Task directions:
Repeat the data word for word. Do not include the pictures.

________

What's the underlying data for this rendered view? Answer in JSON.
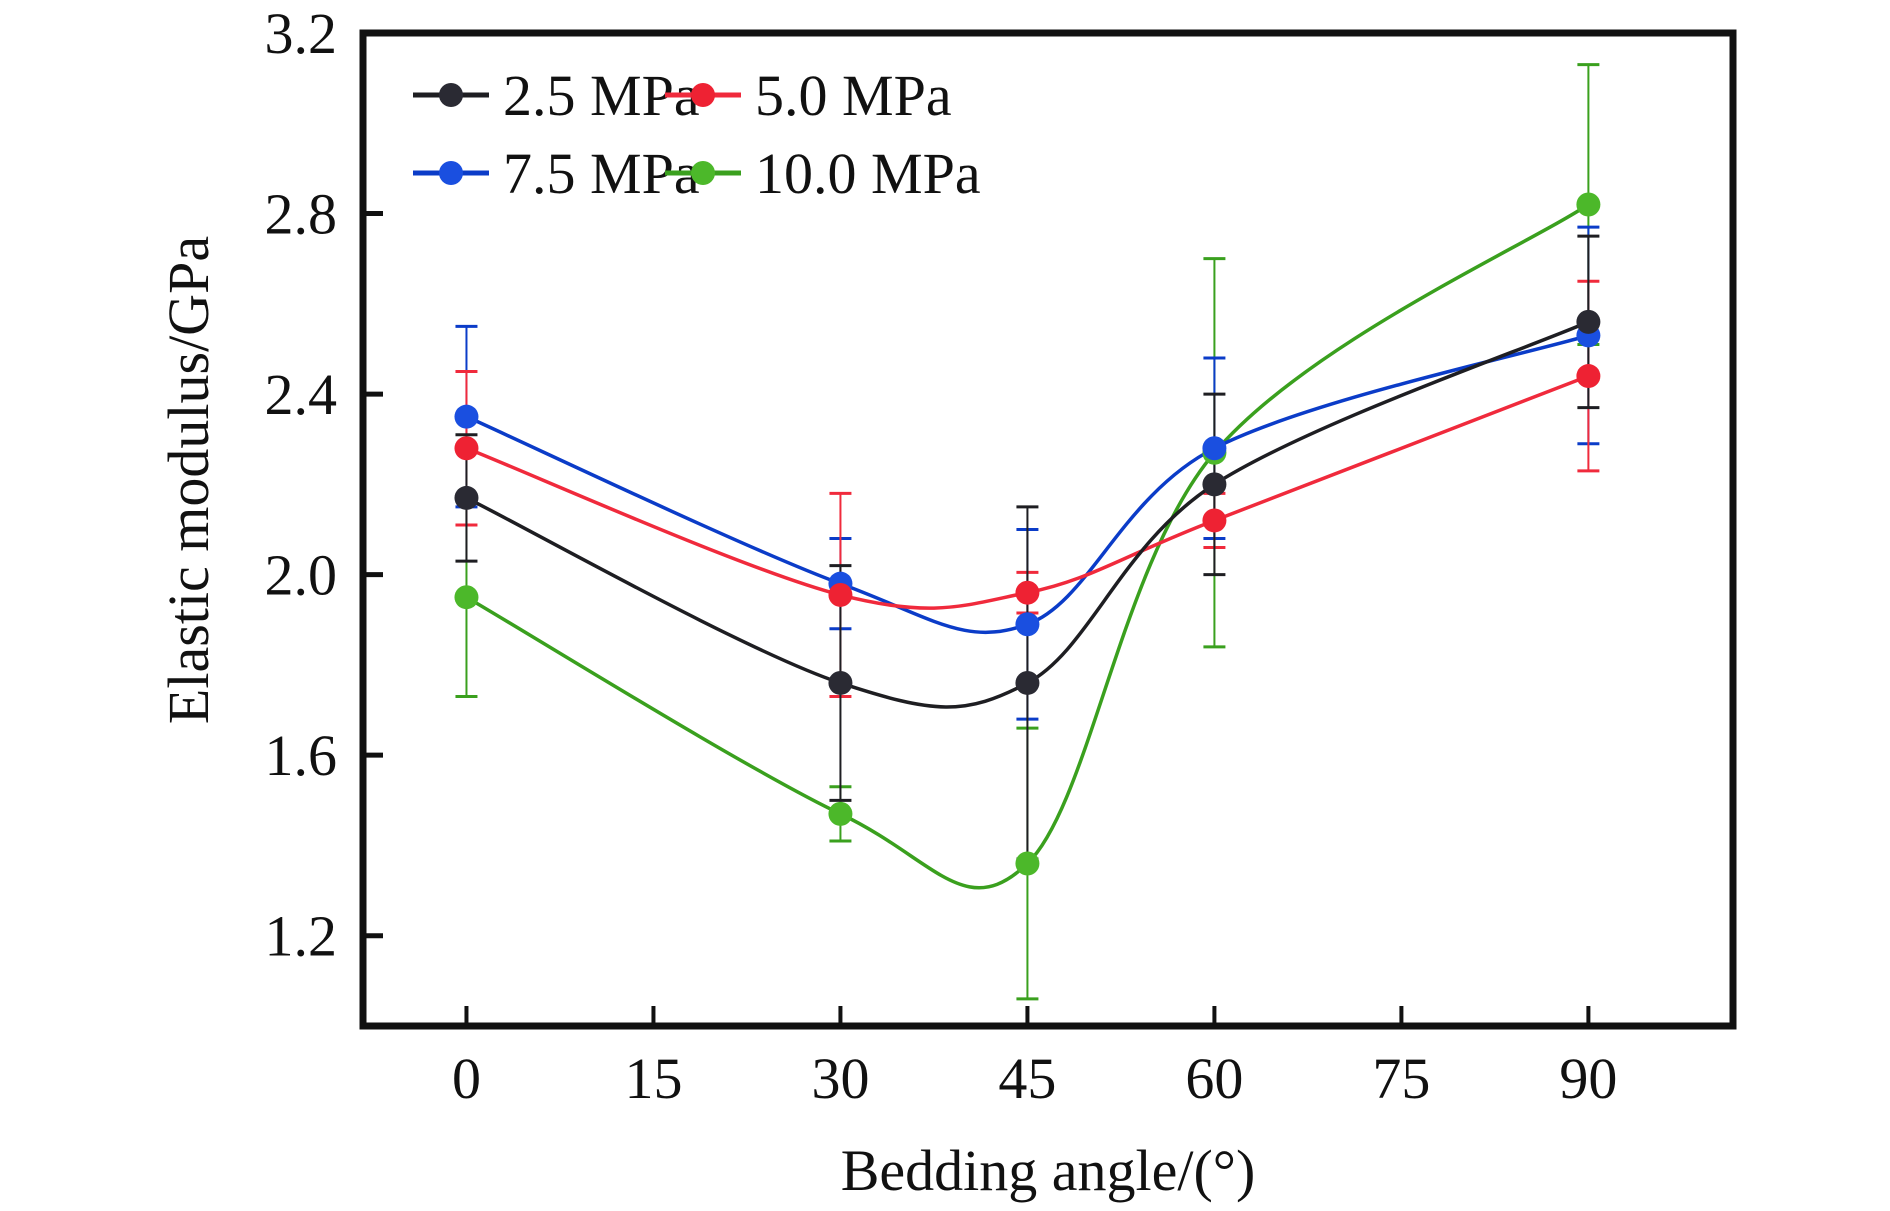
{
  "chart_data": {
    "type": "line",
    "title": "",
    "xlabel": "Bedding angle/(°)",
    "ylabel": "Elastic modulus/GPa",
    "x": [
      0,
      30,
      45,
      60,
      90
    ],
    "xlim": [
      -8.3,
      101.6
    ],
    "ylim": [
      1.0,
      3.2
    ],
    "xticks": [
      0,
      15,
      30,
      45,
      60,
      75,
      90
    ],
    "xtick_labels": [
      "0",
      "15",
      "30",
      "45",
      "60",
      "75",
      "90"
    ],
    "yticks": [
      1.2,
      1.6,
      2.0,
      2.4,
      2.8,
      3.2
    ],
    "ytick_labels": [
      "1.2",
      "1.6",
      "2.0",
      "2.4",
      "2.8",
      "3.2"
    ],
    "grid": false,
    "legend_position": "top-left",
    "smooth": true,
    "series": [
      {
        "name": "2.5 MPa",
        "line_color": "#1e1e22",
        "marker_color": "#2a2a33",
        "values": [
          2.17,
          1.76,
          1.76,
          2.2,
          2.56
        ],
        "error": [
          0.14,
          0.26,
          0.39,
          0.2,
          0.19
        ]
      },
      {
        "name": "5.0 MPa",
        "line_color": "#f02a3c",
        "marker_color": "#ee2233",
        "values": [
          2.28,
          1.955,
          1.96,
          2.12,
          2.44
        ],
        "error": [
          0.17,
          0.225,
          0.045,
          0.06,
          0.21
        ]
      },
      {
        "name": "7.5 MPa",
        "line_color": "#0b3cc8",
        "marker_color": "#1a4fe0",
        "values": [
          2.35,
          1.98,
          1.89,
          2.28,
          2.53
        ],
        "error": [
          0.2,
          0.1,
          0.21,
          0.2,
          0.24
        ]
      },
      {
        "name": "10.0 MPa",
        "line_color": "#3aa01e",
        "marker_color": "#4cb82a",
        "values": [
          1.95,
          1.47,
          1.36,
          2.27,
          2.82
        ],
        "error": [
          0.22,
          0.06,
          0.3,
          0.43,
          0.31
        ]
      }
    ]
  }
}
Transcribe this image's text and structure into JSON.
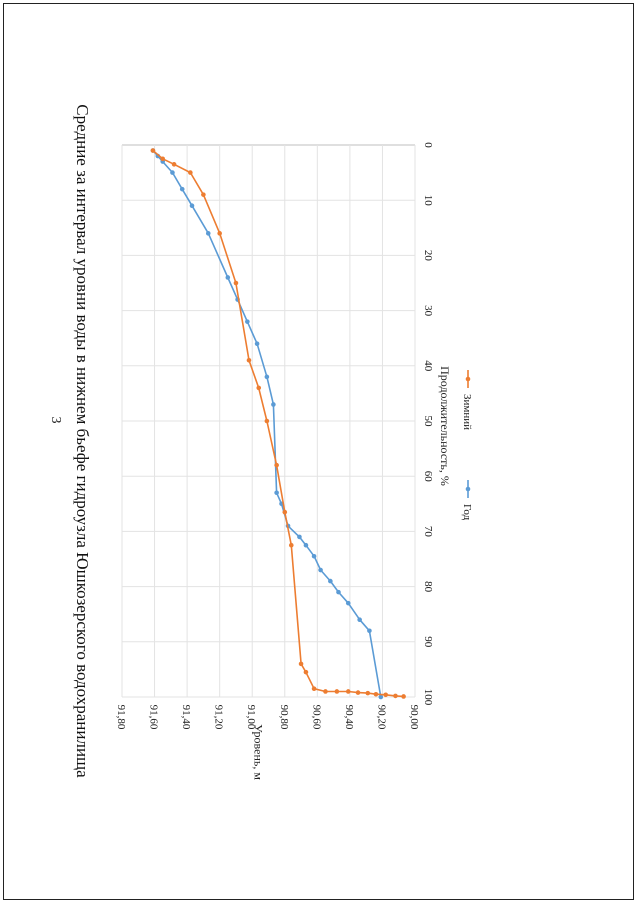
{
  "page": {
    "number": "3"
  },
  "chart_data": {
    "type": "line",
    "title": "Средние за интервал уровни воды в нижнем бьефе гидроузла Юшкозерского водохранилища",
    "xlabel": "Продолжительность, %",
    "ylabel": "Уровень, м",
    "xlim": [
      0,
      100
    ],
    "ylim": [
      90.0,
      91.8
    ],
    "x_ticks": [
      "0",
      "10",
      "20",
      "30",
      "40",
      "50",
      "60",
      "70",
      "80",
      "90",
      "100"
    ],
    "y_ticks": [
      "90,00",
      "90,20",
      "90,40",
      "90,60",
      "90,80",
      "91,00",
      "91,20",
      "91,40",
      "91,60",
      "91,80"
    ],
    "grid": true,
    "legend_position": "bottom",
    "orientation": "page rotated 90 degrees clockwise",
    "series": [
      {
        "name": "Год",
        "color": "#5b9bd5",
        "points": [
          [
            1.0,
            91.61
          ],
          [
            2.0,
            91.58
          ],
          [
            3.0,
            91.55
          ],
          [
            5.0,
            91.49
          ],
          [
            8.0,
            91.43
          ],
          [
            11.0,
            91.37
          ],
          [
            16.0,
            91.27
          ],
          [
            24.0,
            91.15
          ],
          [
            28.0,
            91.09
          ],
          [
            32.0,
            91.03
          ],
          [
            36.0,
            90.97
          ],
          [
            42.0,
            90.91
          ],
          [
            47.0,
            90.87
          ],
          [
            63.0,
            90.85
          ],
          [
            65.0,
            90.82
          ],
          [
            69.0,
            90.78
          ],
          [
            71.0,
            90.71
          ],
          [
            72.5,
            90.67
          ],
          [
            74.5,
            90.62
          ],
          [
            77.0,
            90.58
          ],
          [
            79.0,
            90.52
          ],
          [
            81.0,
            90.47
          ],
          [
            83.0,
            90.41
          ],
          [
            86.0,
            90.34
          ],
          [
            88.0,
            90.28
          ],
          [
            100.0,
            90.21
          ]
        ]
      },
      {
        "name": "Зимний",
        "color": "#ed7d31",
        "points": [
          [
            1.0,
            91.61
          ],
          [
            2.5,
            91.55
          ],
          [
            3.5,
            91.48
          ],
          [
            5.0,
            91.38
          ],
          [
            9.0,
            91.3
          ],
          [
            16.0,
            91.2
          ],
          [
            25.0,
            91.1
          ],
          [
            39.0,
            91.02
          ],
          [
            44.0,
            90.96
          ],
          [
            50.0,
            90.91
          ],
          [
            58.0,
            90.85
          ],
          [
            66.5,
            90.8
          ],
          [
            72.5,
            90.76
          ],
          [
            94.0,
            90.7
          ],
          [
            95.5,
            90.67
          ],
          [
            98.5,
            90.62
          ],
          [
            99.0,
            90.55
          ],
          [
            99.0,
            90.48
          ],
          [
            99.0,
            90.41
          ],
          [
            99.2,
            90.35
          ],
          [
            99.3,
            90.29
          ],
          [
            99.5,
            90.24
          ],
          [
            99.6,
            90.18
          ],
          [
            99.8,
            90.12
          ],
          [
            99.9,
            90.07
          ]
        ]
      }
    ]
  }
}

________

Complete output:
What's the underlying data for this rendered view? Answer in JSON.
{
  "chart_data": {
    "type": "line",
    "title": "",
    "xlabel": "Bedding angle/(°)",
    "ylabel": "Elastic modulus/GPa",
    "x": [
      0,
      30,
      45,
      60,
      90
    ],
    "xlim": [
      -8.3,
      101.6
    ],
    "ylim": [
      1.0,
      3.2
    ],
    "xticks": [
      0,
      15,
      30,
      45,
      60,
      75,
      90
    ],
    "xtick_labels": [
      "0",
      "15",
      "30",
      "45",
      "60",
      "75",
      "90"
    ],
    "yticks": [
      1.2,
      1.6,
      2.0,
      2.4,
      2.8,
      3.2
    ],
    "ytick_labels": [
      "1.2",
      "1.6",
      "2.0",
      "2.4",
      "2.8",
      "3.2"
    ],
    "grid": false,
    "legend_position": "top-left",
    "smooth": true,
    "series": [
      {
        "name": "2.5 MPa",
        "line_color": "#1e1e22",
        "marker_color": "#2a2a33",
        "values": [
          2.17,
          1.76,
          1.76,
          2.2,
          2.56
        ],
        "error": [
          0.14,
          0.26,
          0.39,
          0.2,
          0.19
        ]
      },
      {
        "name": "5.0 MPa",
        "line_color": "#f02a3c",
        "marker_color": "#ee2233",
        "values": [
          2.28,
          1.955,
          1.96,
          2.12,
          2.44
        ],
        "error": [
          0.17,
          0.225,
          0.045,
          0.06,
          0.21
        ]
      },
      {
        "name": "7.5 MPa",
        "line_color": "#0b3cc8",
        "marker_color": "#1a4fe0",
        "values": [
          2.35,
          1.98,
          1.89,
          2.28,
          2.53
        ],
        "error": [
          0.2,
          0.1,
          0.21,
          0.2,
          0.24
        ]
      },
      {
        "name": "10.0 MPa",
        "line_color": "#3aa01e",
        "marker_color": "#4cb82a",
        "values": [
          1.95,
          1.47,
          1.36,
          2.27,
          2.82
        ],
        "error": [
          0.22,
          0.06,
          0.3,
          0.43,
          0.31
        ]
      }
    ]
  }
}
Transcribe this image's text and structure into JSON.
{
  "page": {
    "number": "3"
  },
  "chart_data": {
    "type": "line",
    "title": "Средние за интервал уровни воды в нижнем бьефе гидроузла Юшкозерского водохранилища",
    "xlabel": "Продолжительность, %",
    "ylabel": "Уровень, м",
    "xlim": [
      0,
      100
    ],
    "ylim": [
      90.0,
      91.8
    ],
    "x_ticks": [
      "0",
      "10",
      "20",
      "30",
      "40",
      "50",
      "60",
      "70",
      "80",
      "90",
      "100"
    ],
    "y_ticks": [
      "90,00",
      "90,20",
      "90,40",
      "90,60",
      "90,80",
      "91,00",
      "91,20",
      "91,40",
      "91,60",
      "91,80"
    ],
    "grid": true,
    "legend_position": "bottom",
    "orientation": "page rotated 90 degrees clockwise",
    "series": [
      {
        "name": "Год",
        "color": "#5b9bd5",
        "points": [
          [
            1.0,
            91.61
          ],
          [
            2.0,
            91.58
          ],
          [
            3.0,
            91.55
          ],
          [
            5.0,
            91.49
          ],
          [
            8.0,
            91.43
          ],
          [
            11.0,
            91.37
          ],
          [
            16.0,
            91.27
          ],
          [
            24.0,
            91.15
          ],
          [
            28.0,
            91.09
          ],
          [
            32.0,
            91.03
          ],
          [
            36.0,
            90.97
          ],
          [
            42.0,
            90.91
          ],
          [
            47.0,
            90.87
          ],
          [
            63.0,
            90.85
          ],
          [
            65.0,
            90.82
          ],
          [
            69.0,
            90.78
          ],
          [
            71.0,
            90.71
          ],
          [
            72.5,
            90.67
          ],
          [
            74.5,
            90.62
          ],
          [
            77.0,
            90.58
          ],
          [
            79.0,
            90.52
          ],
          [
            81.0,
            90.47
          ],
          [
            83.0,
            90.41
          ],
          [
            86.0,
            90.34
          ],
          [
            88.0,
            90.28
          ],
          [
            100.0,
            90.21
          ]
        ]
      },
      {
        "name": "Зимний",
        "color": "#ed7d31",
        "points": [
          [
            1.0,
            91.61
          ],
          [
            2.5,
            91.55
          ],
          [
            3.5,
            91.48
          ],
          [
            5.0,
            91.38
          ],
          [
            9.0,
            91.3
          ],
          [
            16.0,
            91.2
          ],
          [
            25.0,
            91.1
          ],
          [
            39.0,
            91.02
          ],
          [
            44.0,
            90.96
          ],
          [
            50.0,
            90.91
          ],
          [
            58.0,
            90.85
          ],
          [
            66.5,
            90.8
          ],
          [
            72.5,
            90.76
          ],
          [
            94.0,
            90.7
          ],
          [
            95.5,
            90.67
          ],
          [
            98.5,
            90.62
          ],
          [
            99.0,
            90.55
          ],
          [
            99.0,
            90.48
          ],
          [
            99.0,
            90.41
          ],
          [
            99.2,
            90.35
          ],
          [
            99.3,
            90.29
          ],
          [
            99.5,
            90.24
          ],
          [
            99.6,
            90.18
          ],
          [
            99.8,
            90.12
          ],
          [
            99.9,
            90.07
          ]
        ]
      }
    ]
  }
}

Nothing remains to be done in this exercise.